> EXTRACTED DATA:
───
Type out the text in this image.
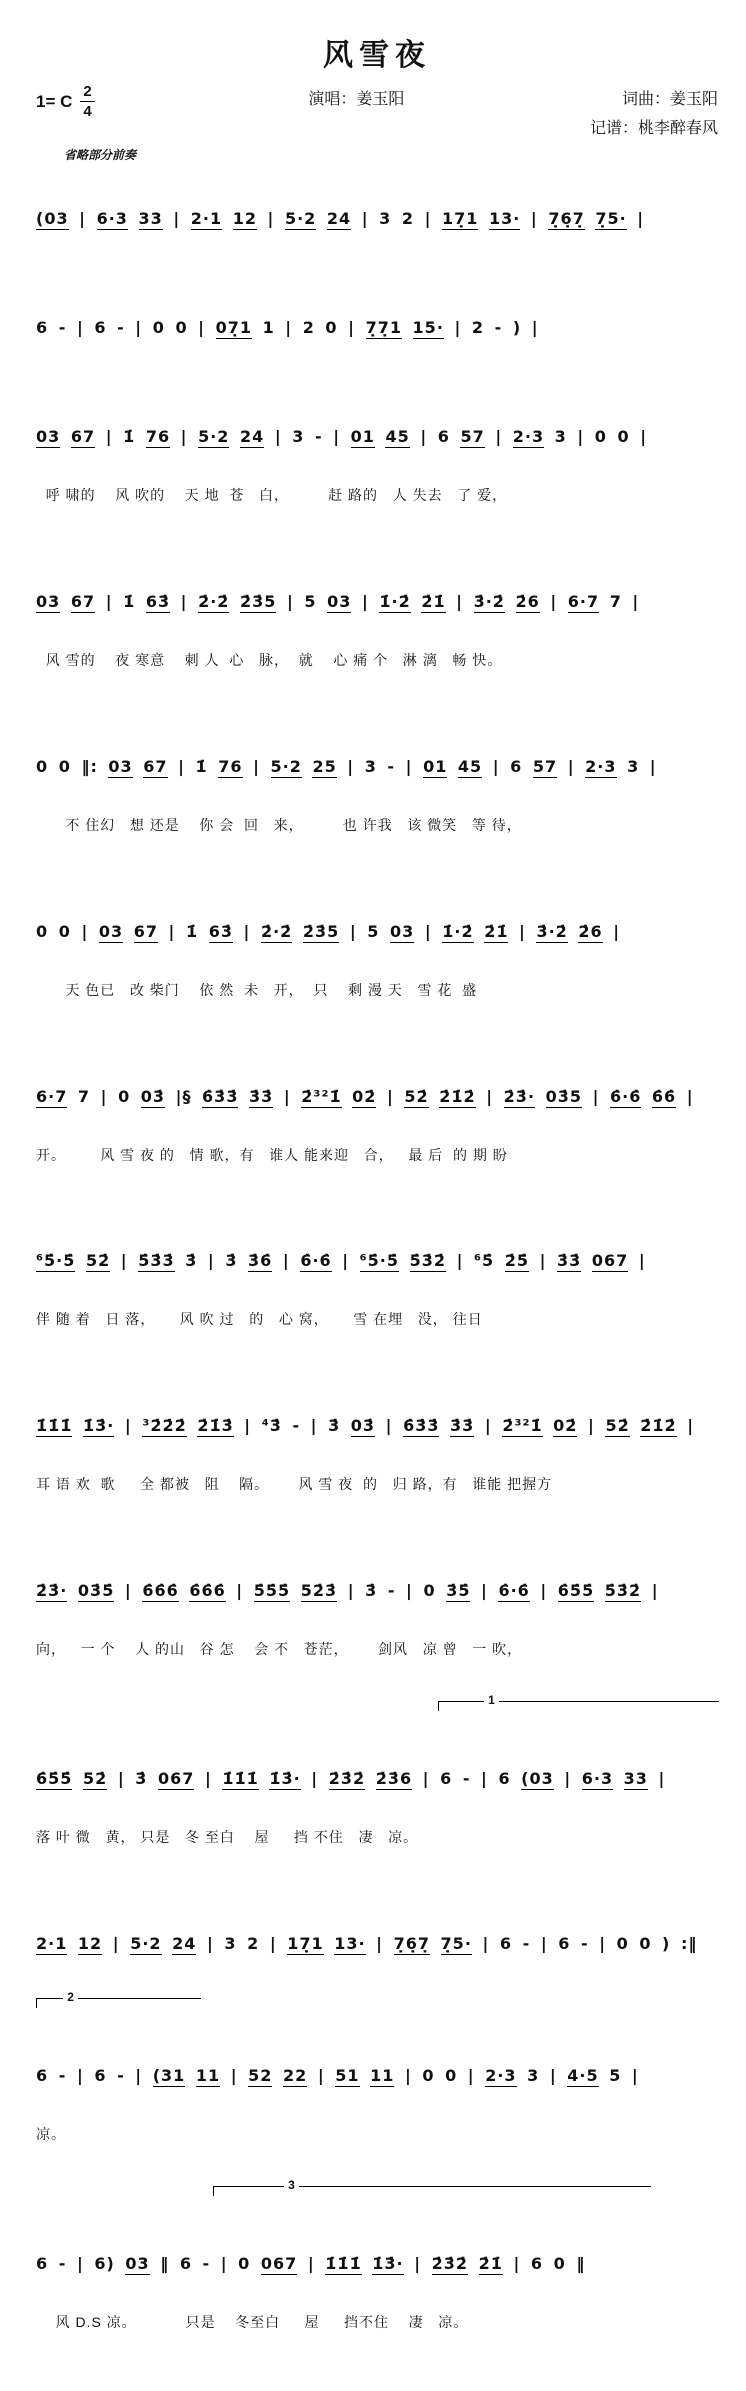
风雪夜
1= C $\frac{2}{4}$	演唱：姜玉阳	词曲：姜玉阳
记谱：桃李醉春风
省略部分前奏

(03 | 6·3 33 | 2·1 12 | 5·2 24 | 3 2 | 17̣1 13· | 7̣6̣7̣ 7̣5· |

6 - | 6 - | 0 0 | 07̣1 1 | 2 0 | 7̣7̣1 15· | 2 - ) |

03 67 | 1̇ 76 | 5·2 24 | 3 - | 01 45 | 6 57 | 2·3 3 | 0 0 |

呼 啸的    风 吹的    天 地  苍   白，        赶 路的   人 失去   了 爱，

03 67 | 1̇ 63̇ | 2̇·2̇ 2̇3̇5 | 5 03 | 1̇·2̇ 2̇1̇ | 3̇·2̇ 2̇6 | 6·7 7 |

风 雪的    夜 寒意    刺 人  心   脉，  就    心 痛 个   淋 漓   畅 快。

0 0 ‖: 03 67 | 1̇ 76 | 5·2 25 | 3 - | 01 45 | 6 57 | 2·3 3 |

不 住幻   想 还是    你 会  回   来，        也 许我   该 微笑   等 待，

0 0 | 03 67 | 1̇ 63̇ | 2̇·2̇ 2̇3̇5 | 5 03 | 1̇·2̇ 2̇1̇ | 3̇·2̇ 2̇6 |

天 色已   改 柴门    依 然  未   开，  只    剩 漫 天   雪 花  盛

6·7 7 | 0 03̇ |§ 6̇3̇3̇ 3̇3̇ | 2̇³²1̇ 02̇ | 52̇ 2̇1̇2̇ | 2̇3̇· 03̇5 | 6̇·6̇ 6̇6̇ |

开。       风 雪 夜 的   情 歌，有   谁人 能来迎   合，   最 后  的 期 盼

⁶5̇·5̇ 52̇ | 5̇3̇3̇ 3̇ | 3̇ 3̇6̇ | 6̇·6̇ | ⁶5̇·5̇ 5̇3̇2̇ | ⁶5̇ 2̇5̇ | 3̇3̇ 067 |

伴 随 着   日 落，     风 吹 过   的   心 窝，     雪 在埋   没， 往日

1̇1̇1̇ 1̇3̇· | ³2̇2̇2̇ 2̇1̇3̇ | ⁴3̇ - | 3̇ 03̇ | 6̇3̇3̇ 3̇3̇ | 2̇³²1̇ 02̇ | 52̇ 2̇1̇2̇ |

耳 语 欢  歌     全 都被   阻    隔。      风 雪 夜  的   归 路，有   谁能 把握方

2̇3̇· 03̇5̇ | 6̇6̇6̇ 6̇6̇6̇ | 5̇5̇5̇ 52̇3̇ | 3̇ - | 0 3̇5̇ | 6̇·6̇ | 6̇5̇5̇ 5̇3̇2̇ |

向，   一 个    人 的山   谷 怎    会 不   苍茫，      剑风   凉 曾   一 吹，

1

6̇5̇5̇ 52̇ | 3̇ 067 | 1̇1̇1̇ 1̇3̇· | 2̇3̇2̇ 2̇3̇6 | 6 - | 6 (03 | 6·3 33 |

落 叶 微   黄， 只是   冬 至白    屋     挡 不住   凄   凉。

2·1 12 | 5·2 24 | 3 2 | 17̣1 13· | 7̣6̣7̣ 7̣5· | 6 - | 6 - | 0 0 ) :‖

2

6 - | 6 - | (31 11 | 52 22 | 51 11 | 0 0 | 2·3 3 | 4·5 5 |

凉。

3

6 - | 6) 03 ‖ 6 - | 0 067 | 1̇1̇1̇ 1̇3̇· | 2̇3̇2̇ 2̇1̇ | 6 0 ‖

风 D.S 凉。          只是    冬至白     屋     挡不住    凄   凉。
───
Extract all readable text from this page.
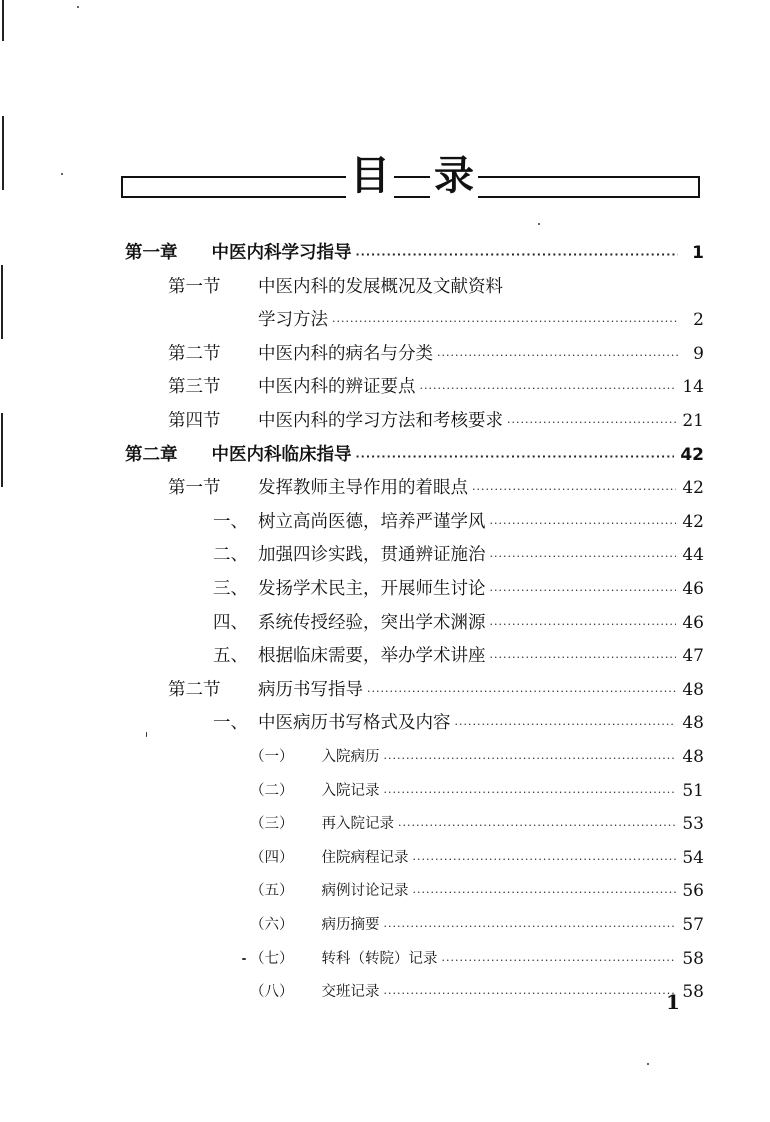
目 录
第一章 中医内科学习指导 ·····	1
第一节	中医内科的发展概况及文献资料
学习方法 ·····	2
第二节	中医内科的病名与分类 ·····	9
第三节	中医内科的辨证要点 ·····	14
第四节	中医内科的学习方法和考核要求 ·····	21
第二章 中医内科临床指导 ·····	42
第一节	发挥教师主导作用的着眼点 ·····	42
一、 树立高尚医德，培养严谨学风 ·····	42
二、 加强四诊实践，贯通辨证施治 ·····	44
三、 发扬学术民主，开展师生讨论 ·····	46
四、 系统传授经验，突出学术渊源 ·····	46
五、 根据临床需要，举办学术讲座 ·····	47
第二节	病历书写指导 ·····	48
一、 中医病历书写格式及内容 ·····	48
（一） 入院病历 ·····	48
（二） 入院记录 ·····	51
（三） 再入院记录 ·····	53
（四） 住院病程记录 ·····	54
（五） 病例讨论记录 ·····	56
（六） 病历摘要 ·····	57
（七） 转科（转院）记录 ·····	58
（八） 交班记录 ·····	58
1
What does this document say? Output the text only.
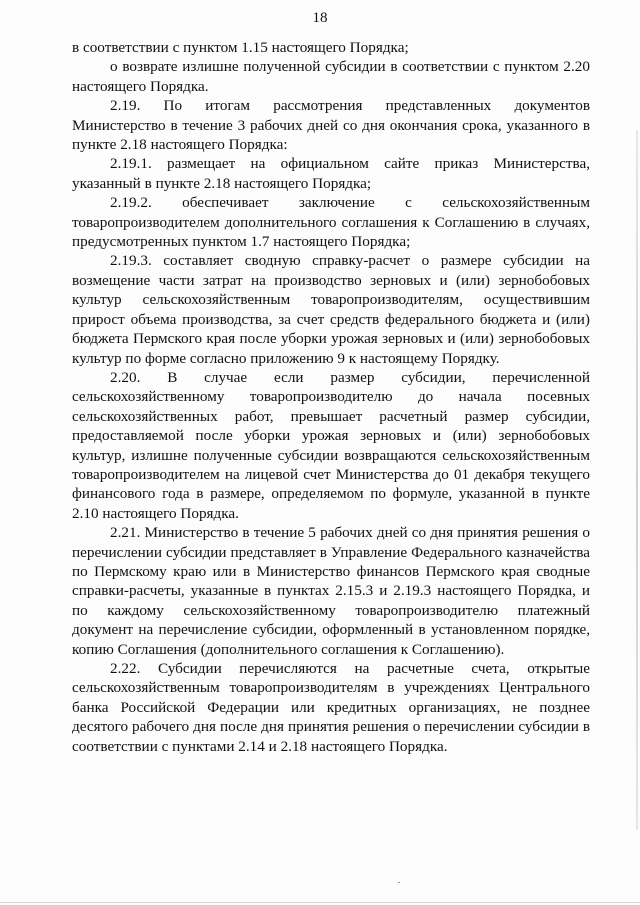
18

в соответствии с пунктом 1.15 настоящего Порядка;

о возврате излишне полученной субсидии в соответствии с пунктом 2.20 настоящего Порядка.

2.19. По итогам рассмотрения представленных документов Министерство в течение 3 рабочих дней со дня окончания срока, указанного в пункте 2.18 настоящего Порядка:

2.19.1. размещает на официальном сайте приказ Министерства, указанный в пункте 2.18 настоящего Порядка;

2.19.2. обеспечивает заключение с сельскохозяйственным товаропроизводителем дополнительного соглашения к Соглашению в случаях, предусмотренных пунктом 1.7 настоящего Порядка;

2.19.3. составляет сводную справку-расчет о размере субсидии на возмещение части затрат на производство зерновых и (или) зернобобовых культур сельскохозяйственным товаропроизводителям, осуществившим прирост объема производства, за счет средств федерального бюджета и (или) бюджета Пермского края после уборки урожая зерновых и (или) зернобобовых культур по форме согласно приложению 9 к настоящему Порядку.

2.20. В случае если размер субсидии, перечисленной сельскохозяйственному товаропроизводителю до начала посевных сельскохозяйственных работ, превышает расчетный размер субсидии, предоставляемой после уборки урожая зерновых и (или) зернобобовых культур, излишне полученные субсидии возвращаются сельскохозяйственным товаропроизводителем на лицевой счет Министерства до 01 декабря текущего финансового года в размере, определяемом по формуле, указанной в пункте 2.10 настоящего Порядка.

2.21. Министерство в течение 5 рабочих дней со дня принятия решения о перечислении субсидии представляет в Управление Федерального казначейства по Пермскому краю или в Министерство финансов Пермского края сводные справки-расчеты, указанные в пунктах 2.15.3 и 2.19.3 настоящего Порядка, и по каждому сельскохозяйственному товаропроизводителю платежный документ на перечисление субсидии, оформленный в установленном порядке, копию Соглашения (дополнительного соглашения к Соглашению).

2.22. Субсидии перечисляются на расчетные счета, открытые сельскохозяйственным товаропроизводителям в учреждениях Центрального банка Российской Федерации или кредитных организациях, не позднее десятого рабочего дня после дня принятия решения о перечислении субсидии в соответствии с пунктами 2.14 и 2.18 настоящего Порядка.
───
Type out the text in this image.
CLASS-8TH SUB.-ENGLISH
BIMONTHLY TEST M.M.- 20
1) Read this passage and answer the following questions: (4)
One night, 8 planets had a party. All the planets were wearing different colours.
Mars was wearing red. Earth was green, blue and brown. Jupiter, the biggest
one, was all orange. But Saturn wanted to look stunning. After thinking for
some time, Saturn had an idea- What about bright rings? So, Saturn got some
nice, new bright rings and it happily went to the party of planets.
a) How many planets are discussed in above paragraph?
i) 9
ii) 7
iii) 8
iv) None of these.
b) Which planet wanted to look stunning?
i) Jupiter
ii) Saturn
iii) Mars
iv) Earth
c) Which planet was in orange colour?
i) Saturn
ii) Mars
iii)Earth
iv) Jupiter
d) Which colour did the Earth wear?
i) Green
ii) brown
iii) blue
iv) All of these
───
> WHAT IS ASKED: Copy each line of the data that contains the word "зерновых".

> ANSWER:
2.19.3. составляет сводную справку-расчет о размере субсидии на возмещение части затрат на производство зерновых и (или) зернобобовых культур сельскохозяйственным товаропроизводителям, осуществившим прирост объема производства, за счет средств федерального бюджета и (или) бюджета Пермского края после уборки урожая зерновых и (или) зернобобовых культур по форме согласно приложению 9 к настоящему Порядку.
2.20. В случае если размер субсидии, перечисленной сельскохозяйственному товаропроизводителю до начала посевных сельскохозяйственных работ, превышает расчетный размер субсидии, предоставляемой после уборки урожая зерновых и (или) зернобобовых культур, излишне полученные субсидии возвращаются сельскохозяйственным товаропроизводителем на лицевой счет Министерства до 01 декабря текущего финансового года в размере, определяемом по формуле, указанной в пункте 2.10 настоящего Порядка.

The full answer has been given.